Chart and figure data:
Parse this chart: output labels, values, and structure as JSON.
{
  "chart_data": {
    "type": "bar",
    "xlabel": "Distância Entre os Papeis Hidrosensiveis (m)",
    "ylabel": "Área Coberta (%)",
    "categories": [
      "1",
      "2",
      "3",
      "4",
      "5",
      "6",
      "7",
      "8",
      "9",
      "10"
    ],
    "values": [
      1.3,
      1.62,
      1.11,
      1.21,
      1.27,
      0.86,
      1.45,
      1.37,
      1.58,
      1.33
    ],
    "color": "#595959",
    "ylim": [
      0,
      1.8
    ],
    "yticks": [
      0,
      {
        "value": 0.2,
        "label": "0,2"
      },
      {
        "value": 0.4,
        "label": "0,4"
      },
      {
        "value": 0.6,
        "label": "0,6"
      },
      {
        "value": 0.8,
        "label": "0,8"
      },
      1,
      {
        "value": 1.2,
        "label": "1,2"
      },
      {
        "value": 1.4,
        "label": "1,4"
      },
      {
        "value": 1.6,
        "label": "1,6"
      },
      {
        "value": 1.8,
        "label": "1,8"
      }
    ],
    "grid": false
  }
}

- [EXERCISE GOAL]: Retype the listing exactly, in full.

- [TASK ANSWER]:
Parse this chart: output labels, values, and structure as JSON.
{
  "chart_data": {
    "type": "bar",
    "xlabel": "Distância Entre os Papeis Hidrosensiveis (m)",
    "ylabel": "Área Coberta (%)",
    "categories": [
      "1",
      "2",
      "3",
      "4",
      "5",
      "6",
      "7",
      "8",
      "9",
      "10"
    ],
    "values": [
      1.3,
      1.62,
      1.11,
      1.21,
      1.27,
      0.86,
      1.45,
      1.37,
      1.58,
      1.33
    ],
    "color": "#595959",
    "ylim": [
      0,
      1.8
    ],
    "yticks": [
      0,
      {
        "value": 0.2,
        "label": "0,2"
      },
      {
        "value": 0.4,
        "label": "0,4"
      },
      {
        "value": 0.6,
        "label": "0,6"
      },
      {
        "value": 0.8,
        "label": "0,8"
      },
      1,
      {
        "value": 1.2,
        "label": "1,2"
      },
      {
        "value": 1.4,
        "label": "1,4"
      },
      {
        "value": 1.6,
        "label": "1,6"
      },
      {
        "value": 1.8,
        "label": "1,8"
      }
    ],
    "grid": false
  }
}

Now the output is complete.